Dataset excerpts:
:::::

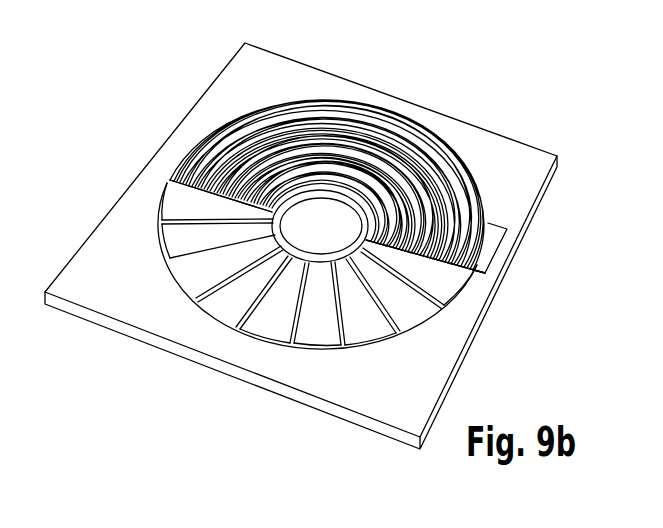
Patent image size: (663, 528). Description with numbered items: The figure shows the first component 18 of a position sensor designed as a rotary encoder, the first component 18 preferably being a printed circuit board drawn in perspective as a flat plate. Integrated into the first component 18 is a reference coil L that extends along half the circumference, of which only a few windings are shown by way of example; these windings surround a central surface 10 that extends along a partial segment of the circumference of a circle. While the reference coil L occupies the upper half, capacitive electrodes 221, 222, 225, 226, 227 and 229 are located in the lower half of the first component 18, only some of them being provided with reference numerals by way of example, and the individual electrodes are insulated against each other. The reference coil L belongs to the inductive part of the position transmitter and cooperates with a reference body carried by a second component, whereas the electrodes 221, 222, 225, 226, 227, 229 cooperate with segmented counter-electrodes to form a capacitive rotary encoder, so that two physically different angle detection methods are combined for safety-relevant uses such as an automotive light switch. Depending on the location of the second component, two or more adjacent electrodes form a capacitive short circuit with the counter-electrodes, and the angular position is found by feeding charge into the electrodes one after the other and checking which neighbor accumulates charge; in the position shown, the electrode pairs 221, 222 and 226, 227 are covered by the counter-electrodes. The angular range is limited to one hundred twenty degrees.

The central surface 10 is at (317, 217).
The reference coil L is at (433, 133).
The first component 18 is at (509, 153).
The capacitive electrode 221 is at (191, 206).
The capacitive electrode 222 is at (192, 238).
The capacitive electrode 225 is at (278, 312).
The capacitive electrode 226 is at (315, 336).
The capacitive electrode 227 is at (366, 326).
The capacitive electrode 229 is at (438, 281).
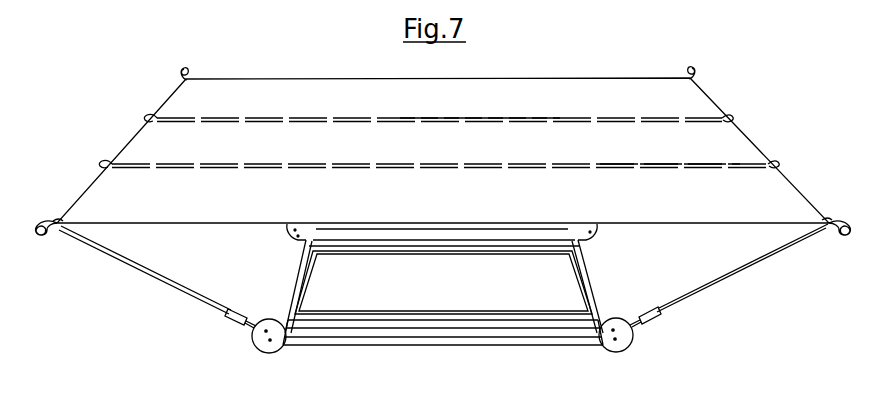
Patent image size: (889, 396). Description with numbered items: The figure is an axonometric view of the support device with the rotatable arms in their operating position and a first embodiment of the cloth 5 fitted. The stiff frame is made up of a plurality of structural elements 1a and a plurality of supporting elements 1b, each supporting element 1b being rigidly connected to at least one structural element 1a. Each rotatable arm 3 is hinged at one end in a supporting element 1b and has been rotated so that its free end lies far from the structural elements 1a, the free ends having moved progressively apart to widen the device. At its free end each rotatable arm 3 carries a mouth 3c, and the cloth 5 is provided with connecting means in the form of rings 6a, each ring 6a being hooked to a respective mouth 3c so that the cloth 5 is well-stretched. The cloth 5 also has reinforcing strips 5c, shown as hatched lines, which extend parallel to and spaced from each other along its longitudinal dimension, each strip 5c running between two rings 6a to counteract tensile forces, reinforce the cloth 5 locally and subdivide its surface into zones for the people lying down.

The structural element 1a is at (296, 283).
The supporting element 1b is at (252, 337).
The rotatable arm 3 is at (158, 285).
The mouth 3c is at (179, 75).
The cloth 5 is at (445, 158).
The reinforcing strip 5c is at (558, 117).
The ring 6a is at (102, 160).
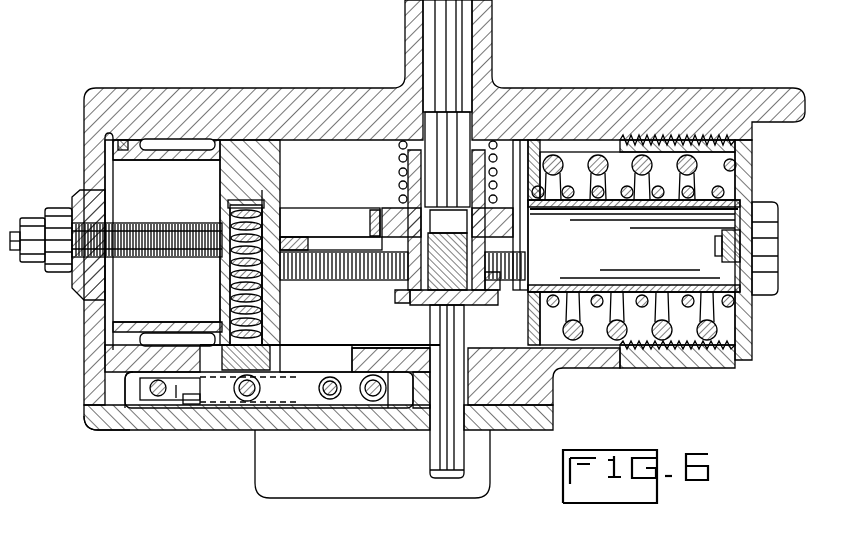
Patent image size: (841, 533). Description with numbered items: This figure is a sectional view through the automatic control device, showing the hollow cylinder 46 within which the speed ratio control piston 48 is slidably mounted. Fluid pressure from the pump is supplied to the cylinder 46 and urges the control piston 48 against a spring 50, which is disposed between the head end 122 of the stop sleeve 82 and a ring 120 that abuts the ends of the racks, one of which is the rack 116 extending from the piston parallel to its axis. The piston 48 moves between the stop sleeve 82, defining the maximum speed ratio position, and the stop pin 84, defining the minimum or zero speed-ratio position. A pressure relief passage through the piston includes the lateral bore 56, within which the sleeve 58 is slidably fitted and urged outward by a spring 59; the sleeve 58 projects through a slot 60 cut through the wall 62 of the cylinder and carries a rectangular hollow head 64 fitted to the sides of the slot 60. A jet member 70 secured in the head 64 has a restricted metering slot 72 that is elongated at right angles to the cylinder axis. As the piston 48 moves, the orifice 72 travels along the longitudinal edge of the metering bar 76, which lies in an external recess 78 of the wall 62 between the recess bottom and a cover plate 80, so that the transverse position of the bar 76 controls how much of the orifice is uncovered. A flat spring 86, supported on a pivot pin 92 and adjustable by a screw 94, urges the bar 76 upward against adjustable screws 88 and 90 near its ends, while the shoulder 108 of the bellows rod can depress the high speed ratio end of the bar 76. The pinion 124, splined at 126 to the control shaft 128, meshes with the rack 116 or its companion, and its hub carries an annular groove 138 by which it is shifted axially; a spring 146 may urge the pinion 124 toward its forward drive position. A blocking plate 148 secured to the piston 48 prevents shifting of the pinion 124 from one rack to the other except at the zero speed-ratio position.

:::::

• Your instructions
Copy every one of the lines above word for word, leaving out the pictures.

• Exercise solution
Patent image size: (663, 528). Description with numbered items: The figure shows the first component 18 of a position sensor designed as a rotary encoder, the first component 18 preferably being a printed circuit board drawn in perspective as a flat plate. Integrated into the first component 18 is a reference coil L that extends along half the circumference, of which only a few windings are shown by way of example; these windings surround a central surface 10 that extends along a partial segment of the circumference of a circle. While the reference coil L occupies the upper half, capacitive electrodes 221, 222, 225, 226, 227 and 229 are located in the lower half of the first component 18, only some of them being provided with reference numerals by way of example, and the individual electrodes are insulated against each other. The reference coil L belongs to the inductive part of the position transmitter and cooperates with a reference body carried by a second component, whereas the electrodes 221, 222, 225, 226, 227, 229 cooperate with segmented counter-electrodes to form a capacitive rotary encoder, so that two physically different angle detection methods are combined for safety-relevant uses such as an automotive light switch. Depending on the location of the second component, two or more adjacent electrodes form a capacitive short circuit with the counter-electrodes, and the angular position is found by feeding charge into the electrodes one after the other and checking which neighbor accumulates charge; in the position shown, the electrode pairs 221, 222 and 226, 227 are covered by the counter-electrodes. The angular range is limited to one hundred twenty degrees.

The central surface 10 is at (317, 217).
The reference coil L is at (433, 133).
The first component 18 is at (509, 153).
The capacitive electrode 221 is at (191, 206).
The capacitive electrode 222 is at (192, 238).
The capacitive electrode 225 is at (278, 312).
The capacitive electrode 226 is at (315, 336).
The capacitive electrode 227 is at (366, 326).
The capacitive electrode 229 is at (438, 281).
Patent image size: (889, 396). Description with numbered items: The figure is an axonometric view of the support device with the rotatable arms in their operating position and a first embodiment of the cloth 5 fitted. The stiff frame is made up of a plurality of structural elements 1a and a plurality of supporting elements 1b, each supporting element 1b being rigidly connected to at least one structural element 1a. Each rotatable arm 3 is hinged at one end in a supporting element 1b and has been rotated so that its free end lies far from the structural elements 1a, the free ends having moved progressively apart to widen the device. At its free end each rotatable arm 3 carries a mouth 3c, and the cloth 5 is provided with connecting means in the form of rings 6a, each ring 6a being hooked to a respective mouth 3c so that the cloth 5 is well-stretched. The cloth 5 also has reinforcing strips 5c, shown as hatched lines, which extend parallel to and spaced from each other along its longitudinal dimension, each strip 5c running between two rings 6a to counteract tensile forces, reinforce the cloth 5 locally and subdivide its surface into zones for the people lying down.

The structural element 1a is at (296, 283).
The supporting element 1b is at (252, 337).
The rotatable arm 3 is at (158, 285).
The mouth 3c is at (179, 75).
The cloth 5 is at (445, 158).
The reinforcing strip 5c is at (558, 117).
The ring 6a is at (102, 160).
Patent image size: (841, 533). Description with numbered items: This figure is a sectional view through the automatic control device, showing the hollow cylinder 46 within which the speed ratio control piston 48 is slidably mounted. Fluid pressure from the pump is supplied to the cylinder 46 and urges the control piston 48 against a spring 50, which is disposed between the head end 122 of the stop sleeve 82 and a ring 120 that abuts the ends of the racks, one of which is the rack 116 extending from the piston parallel to its axis. The piston 48 moves between the stop sleeve 82, defining the maximum speed ratio position, and the stop pin 84, defining the minimum or zero speed-ratio position. A pressure relief passage through the piston includes the lateral bore 56, within which the sleeve 58 is slidably fitted and urged outward by a spring 59; the sleeve 58 projects through a slot 60 cut through the wall 62 of the cylinder and carries a rectangular hollow head 64 fitted to the sides of the slot 60. A jet member 70 secured in the head 64 has a restricted metering slot 72 that is elongated at right angles to the cylinder axis. As the piston 48 moves, the orifice 72 travels along the longitudinal edge of the metering bar 76, which lies in an external recess 78 of the wall 62 between the recess bottom and a cover plate 80, so that the transverse position of the bar 76 controls how much of the orifice is uncovered. A flat spring 86, supported on a pivot pin 92 and adjustable by a screw 94, urges the bar 76 upward against adjustable screws 88 and 90 near its ends, while the shoulder 108 of the bellows rod can depress the high speed ratio end of the bar 76. The pinion 124, splined at 126 to the control shaft 128, meshes with the rack 116 or its companion, and its hub carries an annular groove 138 by which it is shifted axially; a spring 146 may urge the pinion 124 toward its forward drive position. A blocking plate 148 secured to the piston 48 prevents shifting of the pinion 124 from one rack to the other except at the zero speed-ratio position.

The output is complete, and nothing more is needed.